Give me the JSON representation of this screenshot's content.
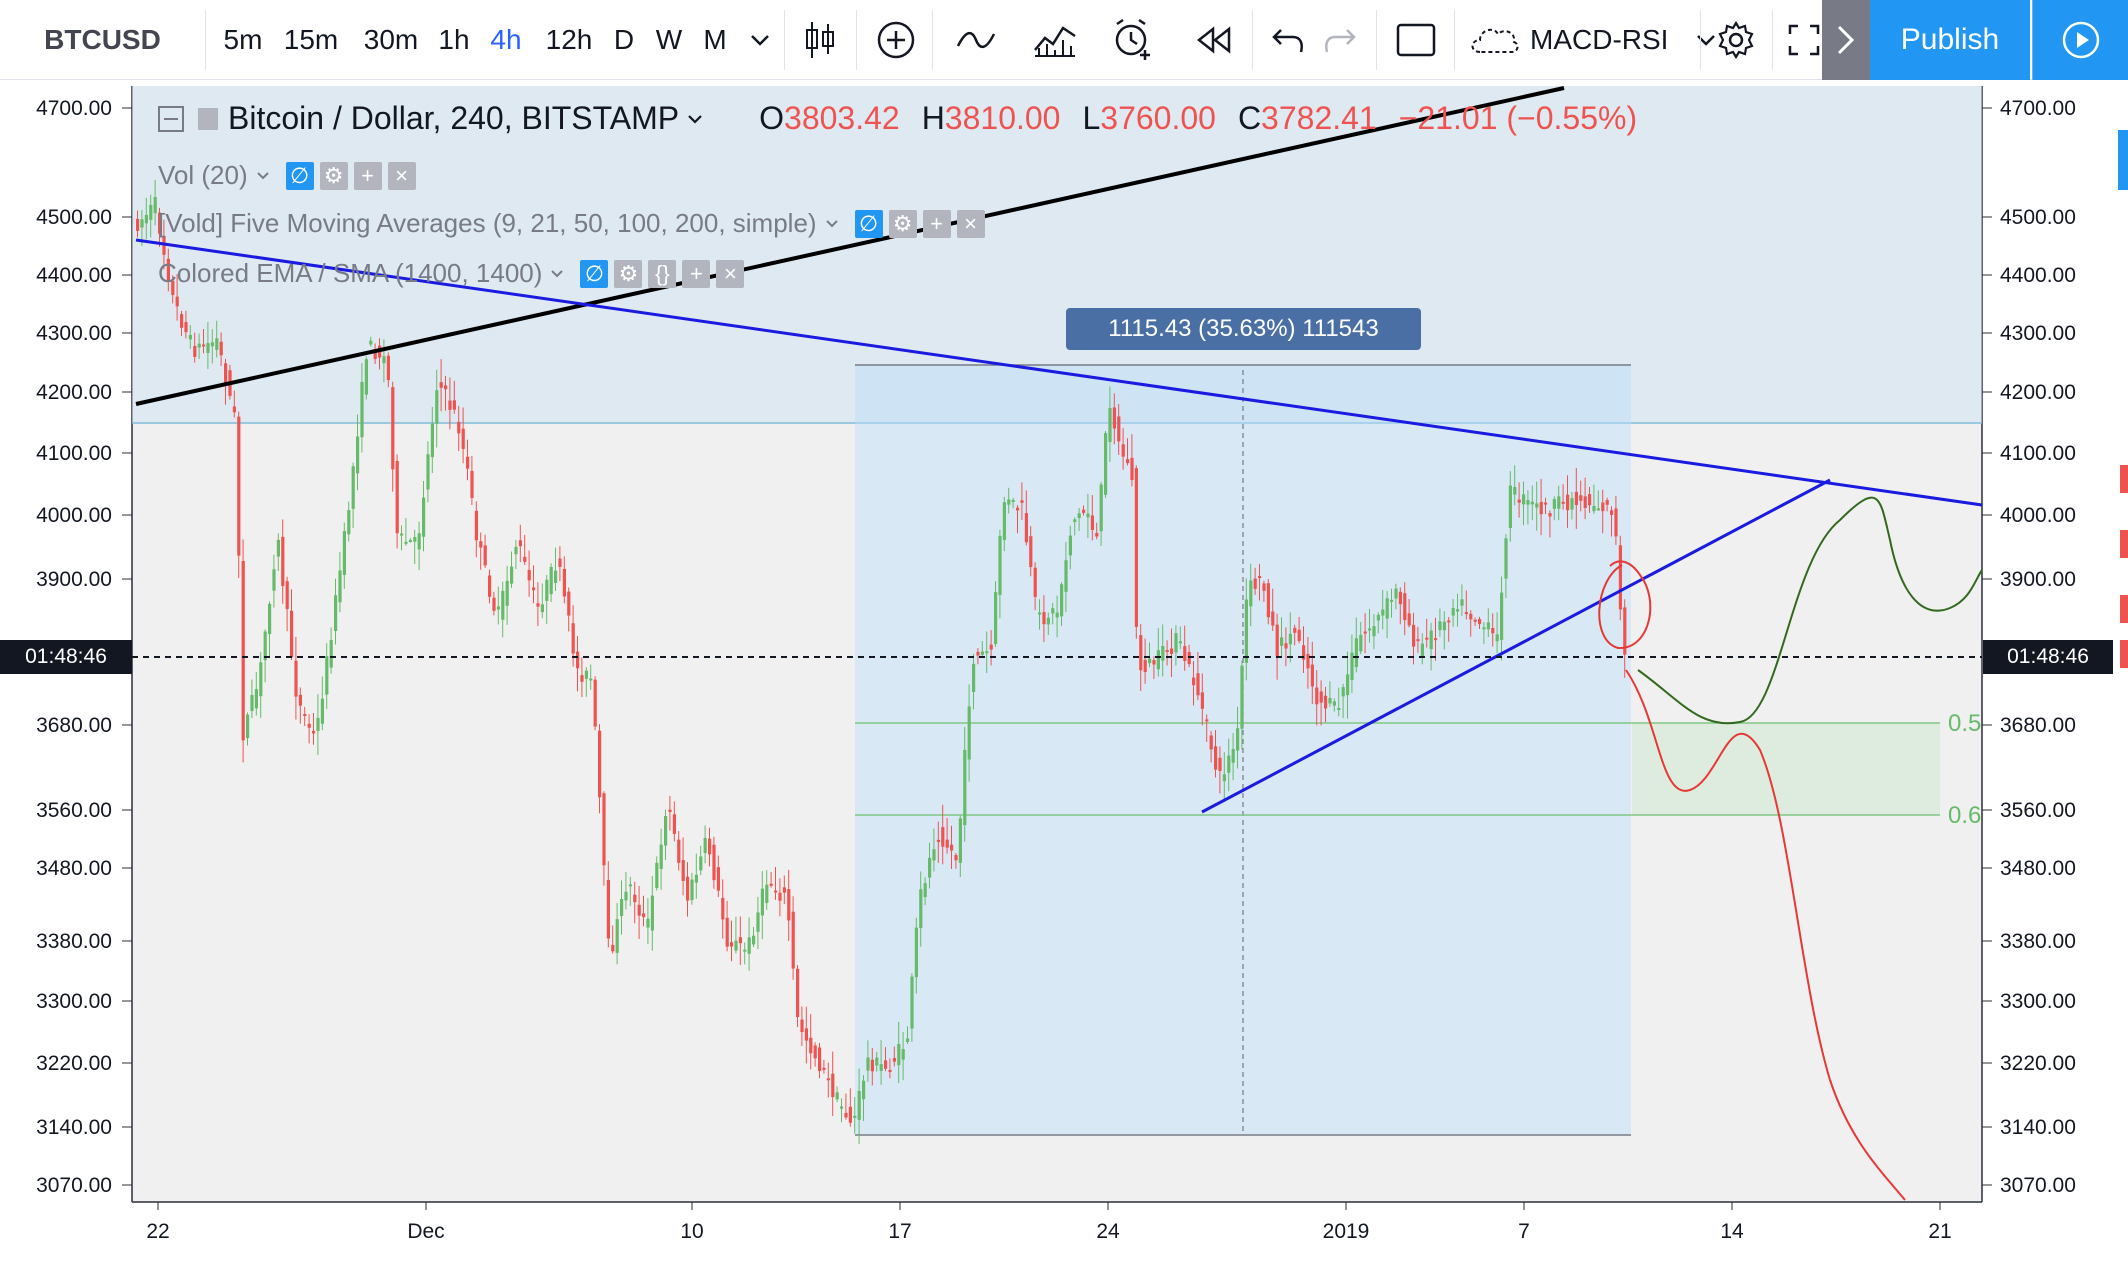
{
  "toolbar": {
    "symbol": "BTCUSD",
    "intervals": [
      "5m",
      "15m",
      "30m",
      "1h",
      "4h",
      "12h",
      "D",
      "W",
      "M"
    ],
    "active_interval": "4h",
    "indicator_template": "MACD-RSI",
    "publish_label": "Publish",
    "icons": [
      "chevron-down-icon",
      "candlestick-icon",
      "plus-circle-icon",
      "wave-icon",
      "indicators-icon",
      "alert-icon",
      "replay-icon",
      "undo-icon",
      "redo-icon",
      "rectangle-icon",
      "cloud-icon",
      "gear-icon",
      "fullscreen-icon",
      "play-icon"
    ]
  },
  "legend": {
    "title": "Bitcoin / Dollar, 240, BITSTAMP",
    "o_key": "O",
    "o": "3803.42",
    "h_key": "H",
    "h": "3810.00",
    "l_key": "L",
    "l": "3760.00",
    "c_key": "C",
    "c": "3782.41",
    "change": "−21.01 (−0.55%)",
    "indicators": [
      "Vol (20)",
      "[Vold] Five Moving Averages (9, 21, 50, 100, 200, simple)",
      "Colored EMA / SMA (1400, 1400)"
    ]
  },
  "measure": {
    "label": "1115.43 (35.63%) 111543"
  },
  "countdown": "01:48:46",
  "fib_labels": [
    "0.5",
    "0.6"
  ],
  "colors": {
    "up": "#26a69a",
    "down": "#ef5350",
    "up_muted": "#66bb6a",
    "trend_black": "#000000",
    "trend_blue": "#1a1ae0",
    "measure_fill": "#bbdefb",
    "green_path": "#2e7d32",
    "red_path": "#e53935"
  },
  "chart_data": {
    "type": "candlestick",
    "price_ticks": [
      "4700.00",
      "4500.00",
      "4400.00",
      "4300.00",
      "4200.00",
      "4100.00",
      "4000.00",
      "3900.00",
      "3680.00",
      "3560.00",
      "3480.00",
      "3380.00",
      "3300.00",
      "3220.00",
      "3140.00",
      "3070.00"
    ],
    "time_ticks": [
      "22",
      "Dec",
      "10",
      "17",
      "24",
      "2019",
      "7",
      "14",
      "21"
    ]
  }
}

------

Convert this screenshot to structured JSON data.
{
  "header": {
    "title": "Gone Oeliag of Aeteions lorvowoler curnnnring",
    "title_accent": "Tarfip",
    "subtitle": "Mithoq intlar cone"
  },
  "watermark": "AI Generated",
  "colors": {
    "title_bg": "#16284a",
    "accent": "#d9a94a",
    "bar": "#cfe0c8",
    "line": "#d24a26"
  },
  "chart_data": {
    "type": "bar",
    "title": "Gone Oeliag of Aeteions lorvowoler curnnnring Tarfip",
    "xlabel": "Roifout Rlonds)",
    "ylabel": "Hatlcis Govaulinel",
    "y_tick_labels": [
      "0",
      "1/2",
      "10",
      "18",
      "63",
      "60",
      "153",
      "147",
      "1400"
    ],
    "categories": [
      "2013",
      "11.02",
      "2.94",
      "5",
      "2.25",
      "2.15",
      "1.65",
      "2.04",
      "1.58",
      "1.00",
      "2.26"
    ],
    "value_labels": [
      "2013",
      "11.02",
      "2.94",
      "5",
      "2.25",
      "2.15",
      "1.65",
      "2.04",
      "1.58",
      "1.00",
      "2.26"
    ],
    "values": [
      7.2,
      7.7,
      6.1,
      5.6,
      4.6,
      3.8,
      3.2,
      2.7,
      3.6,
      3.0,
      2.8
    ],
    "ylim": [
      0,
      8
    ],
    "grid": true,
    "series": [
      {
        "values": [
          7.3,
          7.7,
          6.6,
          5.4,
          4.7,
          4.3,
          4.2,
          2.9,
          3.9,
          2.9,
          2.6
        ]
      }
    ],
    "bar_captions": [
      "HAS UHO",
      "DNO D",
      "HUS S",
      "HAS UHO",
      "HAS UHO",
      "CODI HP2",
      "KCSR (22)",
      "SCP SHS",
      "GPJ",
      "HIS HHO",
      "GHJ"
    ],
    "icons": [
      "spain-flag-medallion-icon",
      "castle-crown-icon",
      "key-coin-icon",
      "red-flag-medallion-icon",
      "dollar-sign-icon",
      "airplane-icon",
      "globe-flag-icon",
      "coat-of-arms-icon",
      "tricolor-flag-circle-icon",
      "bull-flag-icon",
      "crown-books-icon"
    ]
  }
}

------

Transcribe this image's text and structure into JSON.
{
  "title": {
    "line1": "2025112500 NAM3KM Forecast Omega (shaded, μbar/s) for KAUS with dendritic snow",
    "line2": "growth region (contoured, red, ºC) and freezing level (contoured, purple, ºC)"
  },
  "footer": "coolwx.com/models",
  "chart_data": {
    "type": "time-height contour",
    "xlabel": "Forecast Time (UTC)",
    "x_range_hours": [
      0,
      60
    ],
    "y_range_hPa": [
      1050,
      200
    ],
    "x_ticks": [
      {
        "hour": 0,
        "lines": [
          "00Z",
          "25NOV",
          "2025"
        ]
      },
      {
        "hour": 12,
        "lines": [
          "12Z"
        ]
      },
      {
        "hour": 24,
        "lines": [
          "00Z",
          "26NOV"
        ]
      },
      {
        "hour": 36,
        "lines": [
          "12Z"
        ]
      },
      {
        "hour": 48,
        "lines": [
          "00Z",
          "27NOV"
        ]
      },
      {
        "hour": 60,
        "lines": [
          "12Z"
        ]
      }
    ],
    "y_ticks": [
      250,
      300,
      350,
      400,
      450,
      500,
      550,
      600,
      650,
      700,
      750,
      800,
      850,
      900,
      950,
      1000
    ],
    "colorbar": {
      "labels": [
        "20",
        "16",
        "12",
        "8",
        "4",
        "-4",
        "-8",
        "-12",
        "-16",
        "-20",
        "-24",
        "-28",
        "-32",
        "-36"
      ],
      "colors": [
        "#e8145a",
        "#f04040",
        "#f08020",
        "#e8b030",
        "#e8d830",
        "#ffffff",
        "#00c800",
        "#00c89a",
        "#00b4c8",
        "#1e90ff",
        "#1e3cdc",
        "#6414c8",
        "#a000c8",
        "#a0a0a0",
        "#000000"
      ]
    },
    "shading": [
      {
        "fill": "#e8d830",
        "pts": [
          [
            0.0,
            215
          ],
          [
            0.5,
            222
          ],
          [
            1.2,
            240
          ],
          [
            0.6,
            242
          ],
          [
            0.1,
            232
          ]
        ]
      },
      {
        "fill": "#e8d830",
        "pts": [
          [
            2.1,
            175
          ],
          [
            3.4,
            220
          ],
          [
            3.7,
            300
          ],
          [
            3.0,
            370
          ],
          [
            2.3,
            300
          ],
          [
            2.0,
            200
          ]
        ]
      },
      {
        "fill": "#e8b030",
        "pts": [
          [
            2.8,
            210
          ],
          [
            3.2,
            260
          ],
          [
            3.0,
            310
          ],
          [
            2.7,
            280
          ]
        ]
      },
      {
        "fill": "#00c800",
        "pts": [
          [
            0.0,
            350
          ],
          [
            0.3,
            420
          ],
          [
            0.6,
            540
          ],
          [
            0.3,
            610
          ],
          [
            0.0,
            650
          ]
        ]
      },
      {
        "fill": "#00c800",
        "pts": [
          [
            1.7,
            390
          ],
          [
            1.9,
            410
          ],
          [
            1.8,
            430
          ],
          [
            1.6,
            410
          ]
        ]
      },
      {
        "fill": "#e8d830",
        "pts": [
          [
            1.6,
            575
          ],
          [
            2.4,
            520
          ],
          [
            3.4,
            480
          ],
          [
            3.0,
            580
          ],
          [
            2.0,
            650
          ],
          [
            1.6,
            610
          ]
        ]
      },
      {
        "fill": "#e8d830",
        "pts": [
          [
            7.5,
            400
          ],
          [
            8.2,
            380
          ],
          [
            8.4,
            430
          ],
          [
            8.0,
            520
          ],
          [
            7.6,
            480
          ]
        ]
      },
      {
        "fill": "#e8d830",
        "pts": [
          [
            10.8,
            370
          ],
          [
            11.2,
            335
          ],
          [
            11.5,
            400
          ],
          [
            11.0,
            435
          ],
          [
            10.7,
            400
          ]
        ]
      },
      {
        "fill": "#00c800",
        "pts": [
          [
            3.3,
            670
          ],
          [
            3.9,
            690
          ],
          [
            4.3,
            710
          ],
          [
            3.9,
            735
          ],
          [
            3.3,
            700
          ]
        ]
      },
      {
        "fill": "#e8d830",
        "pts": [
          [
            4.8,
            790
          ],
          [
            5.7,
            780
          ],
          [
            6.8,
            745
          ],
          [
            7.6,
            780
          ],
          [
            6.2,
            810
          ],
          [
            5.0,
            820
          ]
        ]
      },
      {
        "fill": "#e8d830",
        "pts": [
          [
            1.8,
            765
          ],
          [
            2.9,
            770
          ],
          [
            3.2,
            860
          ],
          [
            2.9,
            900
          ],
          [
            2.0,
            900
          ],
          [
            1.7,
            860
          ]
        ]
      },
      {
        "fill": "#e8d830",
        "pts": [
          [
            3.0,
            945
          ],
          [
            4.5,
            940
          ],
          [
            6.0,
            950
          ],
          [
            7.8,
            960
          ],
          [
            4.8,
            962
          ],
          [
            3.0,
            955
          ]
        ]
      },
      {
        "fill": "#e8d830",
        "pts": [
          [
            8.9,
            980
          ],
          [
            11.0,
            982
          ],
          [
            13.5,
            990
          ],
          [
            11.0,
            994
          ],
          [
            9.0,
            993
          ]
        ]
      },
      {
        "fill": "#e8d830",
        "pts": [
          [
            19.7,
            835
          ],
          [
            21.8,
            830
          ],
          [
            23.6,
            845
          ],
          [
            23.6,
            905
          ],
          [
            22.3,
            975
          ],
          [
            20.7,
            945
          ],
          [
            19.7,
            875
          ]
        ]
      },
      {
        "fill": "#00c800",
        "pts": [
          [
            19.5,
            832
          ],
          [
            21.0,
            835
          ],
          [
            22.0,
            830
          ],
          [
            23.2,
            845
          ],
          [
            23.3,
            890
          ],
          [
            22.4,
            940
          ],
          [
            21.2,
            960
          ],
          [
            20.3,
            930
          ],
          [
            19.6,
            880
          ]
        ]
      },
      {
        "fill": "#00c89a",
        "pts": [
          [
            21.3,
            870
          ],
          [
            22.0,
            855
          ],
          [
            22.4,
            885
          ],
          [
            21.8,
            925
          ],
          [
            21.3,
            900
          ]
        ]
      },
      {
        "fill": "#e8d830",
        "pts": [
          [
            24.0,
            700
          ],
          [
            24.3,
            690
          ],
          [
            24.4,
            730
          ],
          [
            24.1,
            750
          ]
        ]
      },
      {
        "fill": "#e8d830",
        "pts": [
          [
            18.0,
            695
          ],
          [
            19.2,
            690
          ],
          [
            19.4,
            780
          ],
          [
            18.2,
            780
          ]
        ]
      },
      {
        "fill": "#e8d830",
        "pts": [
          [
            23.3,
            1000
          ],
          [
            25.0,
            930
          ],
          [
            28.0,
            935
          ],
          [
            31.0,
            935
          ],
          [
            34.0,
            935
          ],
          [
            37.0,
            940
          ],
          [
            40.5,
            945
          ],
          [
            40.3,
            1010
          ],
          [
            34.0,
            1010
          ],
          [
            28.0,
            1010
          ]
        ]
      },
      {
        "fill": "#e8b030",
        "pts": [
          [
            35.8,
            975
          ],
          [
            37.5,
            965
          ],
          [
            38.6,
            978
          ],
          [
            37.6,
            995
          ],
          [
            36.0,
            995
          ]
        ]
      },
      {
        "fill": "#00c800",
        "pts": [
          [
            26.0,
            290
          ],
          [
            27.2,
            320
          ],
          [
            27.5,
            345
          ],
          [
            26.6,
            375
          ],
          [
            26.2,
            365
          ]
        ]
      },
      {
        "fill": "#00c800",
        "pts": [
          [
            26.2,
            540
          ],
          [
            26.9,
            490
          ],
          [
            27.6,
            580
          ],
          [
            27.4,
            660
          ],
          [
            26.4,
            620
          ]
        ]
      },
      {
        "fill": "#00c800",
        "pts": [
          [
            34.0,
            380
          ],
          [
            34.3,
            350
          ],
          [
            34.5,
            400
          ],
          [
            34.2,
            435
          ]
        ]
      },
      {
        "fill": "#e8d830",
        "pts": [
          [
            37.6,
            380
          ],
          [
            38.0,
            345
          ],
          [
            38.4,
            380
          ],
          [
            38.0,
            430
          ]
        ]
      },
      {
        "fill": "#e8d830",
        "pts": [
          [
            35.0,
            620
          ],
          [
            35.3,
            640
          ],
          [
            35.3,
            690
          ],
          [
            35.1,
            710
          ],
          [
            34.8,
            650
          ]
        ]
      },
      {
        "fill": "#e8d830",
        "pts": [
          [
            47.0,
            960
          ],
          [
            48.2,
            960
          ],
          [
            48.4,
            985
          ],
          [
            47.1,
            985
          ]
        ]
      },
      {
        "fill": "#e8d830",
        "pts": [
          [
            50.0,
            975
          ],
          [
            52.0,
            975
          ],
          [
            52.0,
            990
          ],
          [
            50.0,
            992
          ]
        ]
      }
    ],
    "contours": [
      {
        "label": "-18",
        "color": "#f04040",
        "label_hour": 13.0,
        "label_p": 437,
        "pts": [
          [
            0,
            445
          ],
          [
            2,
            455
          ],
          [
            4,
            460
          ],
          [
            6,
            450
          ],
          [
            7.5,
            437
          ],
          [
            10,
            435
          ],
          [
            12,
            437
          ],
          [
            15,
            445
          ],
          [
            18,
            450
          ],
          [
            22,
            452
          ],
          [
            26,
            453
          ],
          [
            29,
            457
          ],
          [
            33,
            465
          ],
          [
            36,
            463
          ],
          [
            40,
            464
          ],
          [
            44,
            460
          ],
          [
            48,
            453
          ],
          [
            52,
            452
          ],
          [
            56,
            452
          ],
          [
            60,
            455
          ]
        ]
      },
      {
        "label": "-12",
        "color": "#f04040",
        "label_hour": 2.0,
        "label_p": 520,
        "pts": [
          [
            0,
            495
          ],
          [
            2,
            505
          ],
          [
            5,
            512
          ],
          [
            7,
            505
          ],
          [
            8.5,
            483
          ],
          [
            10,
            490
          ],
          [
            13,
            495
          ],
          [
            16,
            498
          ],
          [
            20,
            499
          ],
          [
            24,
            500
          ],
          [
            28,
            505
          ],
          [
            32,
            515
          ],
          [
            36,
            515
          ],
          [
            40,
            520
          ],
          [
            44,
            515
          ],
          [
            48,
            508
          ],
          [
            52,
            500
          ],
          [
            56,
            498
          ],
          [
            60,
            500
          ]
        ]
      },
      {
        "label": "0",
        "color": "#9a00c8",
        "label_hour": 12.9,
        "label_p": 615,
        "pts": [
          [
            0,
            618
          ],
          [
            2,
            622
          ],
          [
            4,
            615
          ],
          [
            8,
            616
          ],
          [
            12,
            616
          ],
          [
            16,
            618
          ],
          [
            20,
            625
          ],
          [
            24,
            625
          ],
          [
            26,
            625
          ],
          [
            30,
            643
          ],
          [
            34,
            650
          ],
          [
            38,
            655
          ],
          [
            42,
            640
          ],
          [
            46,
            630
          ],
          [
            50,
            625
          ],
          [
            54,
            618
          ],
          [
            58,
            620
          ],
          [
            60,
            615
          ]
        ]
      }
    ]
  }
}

------

*Exercise details:* Scan the data above; copy every line where "medallion" appears.

*Exercise solution:*
      "spain-flag-medallion-icon",
      "red-flag-medallion-icon",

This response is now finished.